■ RAW DATA
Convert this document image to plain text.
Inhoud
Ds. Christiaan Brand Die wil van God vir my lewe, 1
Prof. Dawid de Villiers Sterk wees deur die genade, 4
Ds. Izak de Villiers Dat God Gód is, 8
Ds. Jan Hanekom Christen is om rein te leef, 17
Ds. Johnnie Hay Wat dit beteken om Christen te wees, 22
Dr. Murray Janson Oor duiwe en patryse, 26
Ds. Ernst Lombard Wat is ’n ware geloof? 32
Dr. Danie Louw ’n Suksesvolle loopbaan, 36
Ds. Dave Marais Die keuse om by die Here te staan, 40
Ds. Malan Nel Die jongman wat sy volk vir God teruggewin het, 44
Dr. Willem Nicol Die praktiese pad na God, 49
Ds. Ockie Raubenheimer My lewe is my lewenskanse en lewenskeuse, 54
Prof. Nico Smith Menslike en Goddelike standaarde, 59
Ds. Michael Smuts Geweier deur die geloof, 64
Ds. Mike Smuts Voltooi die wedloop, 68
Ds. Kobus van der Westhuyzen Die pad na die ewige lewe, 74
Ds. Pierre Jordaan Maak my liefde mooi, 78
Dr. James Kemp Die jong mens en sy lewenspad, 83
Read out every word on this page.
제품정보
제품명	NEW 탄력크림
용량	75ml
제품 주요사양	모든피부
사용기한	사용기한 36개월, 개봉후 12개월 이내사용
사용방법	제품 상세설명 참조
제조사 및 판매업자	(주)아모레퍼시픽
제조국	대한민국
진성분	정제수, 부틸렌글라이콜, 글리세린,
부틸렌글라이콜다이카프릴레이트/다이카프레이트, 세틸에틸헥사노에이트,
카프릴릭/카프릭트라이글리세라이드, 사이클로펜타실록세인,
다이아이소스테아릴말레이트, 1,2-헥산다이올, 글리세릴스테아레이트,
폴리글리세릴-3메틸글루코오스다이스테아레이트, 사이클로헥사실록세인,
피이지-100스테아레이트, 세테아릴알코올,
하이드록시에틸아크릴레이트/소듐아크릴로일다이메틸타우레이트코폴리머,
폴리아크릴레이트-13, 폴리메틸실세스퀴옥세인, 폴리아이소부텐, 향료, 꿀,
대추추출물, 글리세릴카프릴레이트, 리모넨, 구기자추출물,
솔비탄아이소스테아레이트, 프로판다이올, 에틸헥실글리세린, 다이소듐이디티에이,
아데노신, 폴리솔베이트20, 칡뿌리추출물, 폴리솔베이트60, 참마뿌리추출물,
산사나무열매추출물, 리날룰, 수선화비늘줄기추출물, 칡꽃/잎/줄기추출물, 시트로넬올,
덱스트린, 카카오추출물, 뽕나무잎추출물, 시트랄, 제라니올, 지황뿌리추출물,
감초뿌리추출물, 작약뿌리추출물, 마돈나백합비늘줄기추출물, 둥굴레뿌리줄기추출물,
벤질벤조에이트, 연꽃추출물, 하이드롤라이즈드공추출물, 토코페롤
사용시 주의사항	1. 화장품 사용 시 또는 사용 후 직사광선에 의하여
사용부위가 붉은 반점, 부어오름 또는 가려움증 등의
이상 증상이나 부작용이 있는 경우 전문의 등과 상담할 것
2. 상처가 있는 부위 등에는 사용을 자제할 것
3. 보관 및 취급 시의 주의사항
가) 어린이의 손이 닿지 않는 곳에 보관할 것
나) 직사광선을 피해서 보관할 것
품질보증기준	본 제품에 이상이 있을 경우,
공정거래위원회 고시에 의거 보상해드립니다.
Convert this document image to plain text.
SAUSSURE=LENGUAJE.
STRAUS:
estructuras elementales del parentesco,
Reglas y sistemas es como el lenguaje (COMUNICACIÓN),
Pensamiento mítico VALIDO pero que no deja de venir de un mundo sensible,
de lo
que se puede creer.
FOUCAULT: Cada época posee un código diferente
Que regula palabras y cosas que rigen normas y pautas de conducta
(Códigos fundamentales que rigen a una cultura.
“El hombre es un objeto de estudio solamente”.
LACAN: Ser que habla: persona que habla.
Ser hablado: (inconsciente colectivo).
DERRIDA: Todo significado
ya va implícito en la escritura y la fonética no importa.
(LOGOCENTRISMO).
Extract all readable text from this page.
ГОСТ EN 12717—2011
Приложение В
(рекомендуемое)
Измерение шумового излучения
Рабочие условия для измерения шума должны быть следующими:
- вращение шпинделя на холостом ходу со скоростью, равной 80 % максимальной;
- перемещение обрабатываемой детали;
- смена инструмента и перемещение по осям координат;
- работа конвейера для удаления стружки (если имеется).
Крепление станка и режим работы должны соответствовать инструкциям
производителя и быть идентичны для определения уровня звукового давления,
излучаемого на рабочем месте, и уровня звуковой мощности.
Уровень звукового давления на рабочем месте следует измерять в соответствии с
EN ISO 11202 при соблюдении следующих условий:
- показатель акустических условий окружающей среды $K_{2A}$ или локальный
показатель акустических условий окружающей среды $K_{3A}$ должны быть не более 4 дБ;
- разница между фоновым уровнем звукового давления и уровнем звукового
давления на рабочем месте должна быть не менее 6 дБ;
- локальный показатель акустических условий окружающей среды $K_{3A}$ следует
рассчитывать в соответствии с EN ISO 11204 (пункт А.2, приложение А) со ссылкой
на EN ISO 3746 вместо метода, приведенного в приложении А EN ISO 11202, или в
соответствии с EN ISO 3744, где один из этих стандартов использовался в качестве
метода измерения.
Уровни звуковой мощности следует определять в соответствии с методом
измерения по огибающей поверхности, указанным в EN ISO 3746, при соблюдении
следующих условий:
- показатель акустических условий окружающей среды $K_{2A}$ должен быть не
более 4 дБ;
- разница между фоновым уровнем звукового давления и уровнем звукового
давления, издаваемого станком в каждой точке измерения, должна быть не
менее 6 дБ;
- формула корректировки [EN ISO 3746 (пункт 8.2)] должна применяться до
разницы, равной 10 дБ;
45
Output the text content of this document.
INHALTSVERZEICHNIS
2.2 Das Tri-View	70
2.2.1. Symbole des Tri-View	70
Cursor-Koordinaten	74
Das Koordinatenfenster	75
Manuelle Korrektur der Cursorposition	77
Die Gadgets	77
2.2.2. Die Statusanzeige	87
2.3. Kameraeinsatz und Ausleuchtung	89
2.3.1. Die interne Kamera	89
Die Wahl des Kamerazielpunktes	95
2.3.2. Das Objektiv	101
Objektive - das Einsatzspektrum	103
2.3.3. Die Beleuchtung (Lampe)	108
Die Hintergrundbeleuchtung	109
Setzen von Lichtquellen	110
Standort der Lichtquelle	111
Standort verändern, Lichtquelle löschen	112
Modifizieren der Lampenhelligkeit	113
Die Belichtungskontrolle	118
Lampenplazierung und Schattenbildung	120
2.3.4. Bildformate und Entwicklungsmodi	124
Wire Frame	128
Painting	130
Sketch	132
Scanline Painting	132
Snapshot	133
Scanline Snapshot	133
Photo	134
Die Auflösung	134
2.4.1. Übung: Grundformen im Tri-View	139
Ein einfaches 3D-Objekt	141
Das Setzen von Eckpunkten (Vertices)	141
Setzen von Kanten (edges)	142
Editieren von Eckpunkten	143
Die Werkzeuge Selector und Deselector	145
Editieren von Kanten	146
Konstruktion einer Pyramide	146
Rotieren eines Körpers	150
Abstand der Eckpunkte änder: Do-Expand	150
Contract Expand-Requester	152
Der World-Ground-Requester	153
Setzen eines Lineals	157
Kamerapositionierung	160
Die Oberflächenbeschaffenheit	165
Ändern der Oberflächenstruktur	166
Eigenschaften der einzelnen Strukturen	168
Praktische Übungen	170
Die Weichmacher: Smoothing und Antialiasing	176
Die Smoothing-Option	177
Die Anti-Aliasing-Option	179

■ TASK OBJECTIVE
Set down the listing above in full, please, exactly as it appears.

■ COMPLETE ANSWER
Convert this document image to plain text.
Inhoud
Ds. Christiaan Brand Die wil van God vir my lewe, 1
Prof. Dawid de Villiers Sterk wees deur die genade, 4
Ds. Izak de Villiers Dat God Gód is, 8
Ds. Jan Hanekom Christen is om rein te leef, 17
Ds. Johnnie Hay Wat dit beteken om Christen te wees, 22
Dr. Murray Janson Oor duiwe en patryse, 26
Ds. Ernst Lombard Wat is ’n ware geloof? 32
Dr. Danie Louw ’n Suksesvolle loopbaan, 36
Ds. Dave Marais Die keuse om by die Here te staan, 40
Ds. Malan Nel Die jongman wat sy volk vir God teruggewin het, 44
Dr. Willem Nicol Die praktiese pad na God, 49
Ds. Ockie Raubenheimer My lewe is my lewenskanse en lewenskeuse, 54
Prof. Nico Smith Menslike en Goddelike standaarde, 59
Ds. Michael Smuts Geweier deur die geloof, 64
Ds. Mike Smuts Voltooi die wedloop, 68
Ds. Kobus van der Westhuyzen Die pad na die ewige lewe, 74
Ds. Pierre Jordaan Maak my liefde mooi, 78
Dr. James Kemp Die jong mens en sy lewenspad, 83
Read out every word on this page.
제품정보
제품명	NEW 탄력크림
용량	75ml
제품 주요사양	모든피부
사용기한	사용기한 36개월, 개봉후 12개월 이내사용
사용방법	제품 상세설명 참조
제조사 및 판매업자	(주)아모레퍼시픽
제조국	대한민국
진성분	정제수, 부틸렌글라이콜, 글리세린,
부틸렌글라이콜다이카프릴레이트/다이카프레이트, 세틸에틸헥사노에이트,
카프릴릭/카프릭트라이글리세라이드, 사이클로펜타실록세인,
다이아이소스테아릴말레이트, 1,2-헥산다이올, 글리세릴스테아레이트,
폴리글리세릴-3메틸글루코오스다이스테아레이트, 사이클로헥사실록세인,
피이지-100스테아레이트, 세테아릴알코올,
하이드록시에틸아크릴레이트/소듐아크릴로일다이메틸타우레이트코폴리머,
폴리아크릴레이트-13, 폴리메틸실세스퀴옥세인, 폴리아이소부텐, 향료, 꿀,
대추추출물, 글리세릴카프릴레이트, 리모넨, 구기자추출물,
솔비탄아이소스테아레이트, 프로판다이올, 에틸헥실글리세린, 다이소듐이디티에이,
아데노신, 폴리솔베이트20, 칡뿌리추출물, 폴리솔베이트60, 참마뿌리추출물,
산사나무열매추출물, 리날룰, 수선화비늘줄기추출물, 칡꽃/잎/줄기추출물, 시트로넬올,
덱스트린, 카카오추출물, 뽕나무잎추출물, 시트랄, 제라니올, 지황뿌리추출물,
감초뿌리추출물, 작약뿌리추출물, 마돈나백합비늘줄기추출물, 둥굴레뿌리줄기추출물,
벤질벤조에이트, 연꽃추출물, 하이드롤라이즈드공추출물, 토코페롤
사용시 주의사항	1. 화장품 사용 시 또는 사용 후 직사광선에 의하여
사용부위가 붉은 반점, 부어오름 또는 가려움증 등의
이상 증상이나 부작용이 있는 경우 전문의 등과 상담할 것
2. 상처가 있는 부위 등에는 사용을 자제할 것
3. 보관 및 취급 시의 주의사항
가) 어린이의 손이 닿지 않는 곳에 보관할 것
나) 직사광선을 피해서 보관할 것
품질보증기준	본 제품에 이상이 있을 경우,
공정거래위원회 고시에 의거 보상해드립니다.
Convert this document image to plain text.
SAUSSURE=LENGUAJE.
STRAUS:
estructuras elementales del parentesco,
Reglas y sistemas es como el lenguaje (COMUNICACIÓN),
Pensamiento mítico VALIDO pero que no deja de venir de un mundo sensible,
de lo
que se puede creer.
FOUCAULT: Cada época posee un código diferente
Que regula palabras y cosas que rigen normas y pautas de conducta
(Códigos fundamentales que rigen a una cultura.
“El hombre es un objeto de estudio solamente”.
LACAN: Ser que habla: persona que habla.
Ser hablado: (inconsciente colectivo).
DERRIDA: Todo significado
ya va implícito en la escritura y la fonética no importa.
(LOGOCENTRISMO).
Extract all readable text from this page.
ГОСТ EN 12717—2011
Приложение В
(рекомендуемое)
Измерение шумового излучения
Рабочие условия для измерения шума должны быть следующими:
- вращение шпинделя на холостом ходу со скоростью, равной 80 % максимальной;
- перемещение обрабатываемой детали;
- смена инструмента и перемещение по осям координат;
- работа конвейера для удаления стружки (если имеется).
Крепление станка и режим работы должны соответствовать инструкциям
производителя и быть идентичны для определения уровня звукового давления,
излучаемого на рабочем месте, и уровня звуковой мощности.
Уровень звукового давления на рабочем месте следует измерять в соответствии с
EN ISO 11202 при соблюдении следующих условий:
- показатель акустических условий окружающей среды $K_{2A}$ или локальный
показатель акустических условий окружающей среды $K_{3A}$ должны быть не более 4 дБ;
- разница между фоновым уровнем звукового давления и уровнем звукового
давления на рабочем месте должна быть не менее 6 дБ;
- локальный показатель акустических условий окружающей среды $K_{3A}$ следует
рассчитывать в соответствии с EN ISO 11204 (пункт А.2, приложение А) со ссылкой
на EN ISO 3746 вместо метода, приведенного в приложении А EN ISO 11202, или в
соответствии с EN ISO 3744, где один из этих стандартов использовался в качестве
метода измерения.
Уровни звуковой мощности следует определять в соответствии с методом
измерения по огибающей поверхности, указанным в EN ISO 3746, при соблюдении
следующих условий:
- показатель акустических условий окружающей среды $K_{2A}$ должен быть не
более 4 дБ;
- разница между фоновым уровнем звукового давления и уровнем звукового
давления, издаваемого станком в каждой точке измерения, должна быть не
менее 6 дБ;
- формула корректировки [EN ISO 3746 (пункт 8.2)] должна применяться до
разницы, равной 10 дБ;
45
Output the text content of this document.
INHALTSVERZEICHNIS
2.2 Das Tri-View	70
2.2.1. Symbole des Tri-View	70
Cursor-Koordinaten	74
Das Koordinatenfenster	75
Manuelle Korrektur der Cursorposition	77
Die Gadgets	77
2.2.2. Die Statusanzeige	87
2.3. Kameraeinsatz und Ausleuchtung	89
2.3.1. Die interne Kamera	89
Die Wahl des Kamerazielpunktes	95
2.3.2. Das Objektiv	101
Objektive - das Einsatzspektrum	103
2.3.3. Die Beleuchtung (Lampe)	108
Die Hintergrundbeleuchtung	109
Setzen von Lichtquellen	110
Standort der Lichtquelle	111
Standort verändern, Lichtquelle löschen	112
Modifizieren der Lampenhelligkeit	113
Die Belichtungskontrolle	118
Lampenplazierung und Schattenbildung	120
2.3.4. Bildformate und Entwicklungsmodi	124
Wire Frame	128
Painting	130
Sketch	132
Scanline Painting	132
Snapshot	133
Scanline Snapshot	133
Photo	134
Die Auflösung	134
2.4.1. Übung: Grundformen im Tri-View	139
Ein einfaches 3D-Objekt	141
Das Setzen von Eckpunkten (Vertices)	141
Setzen von Kanten (edges)	142
Editieren von Eckpunkten	143
Die Werkzeuge Selector und Deselector	145
Editieren von Kanten	146
Konstruktion einer Pyramide	146
Rotieren eines Körpers	150
Abstand der Eckpunkte änder: Do-Expand	150
Contract Expand-Requester	152
Der World-Ground-Requester	153
Setzen eines Lineals	157
Kamerapositionierung	160
Die Oberflächenbeschaffenheit	165
Ändern der Oberflächenstruktur	166
Eigenschaften der einzelnen Strukturen	168
Praktische Übungen	170
Die Weichmacher: Smoothing und Antialiasing	176
Die Smoothing-Option	177
Die Anti-Aliasing-Option	179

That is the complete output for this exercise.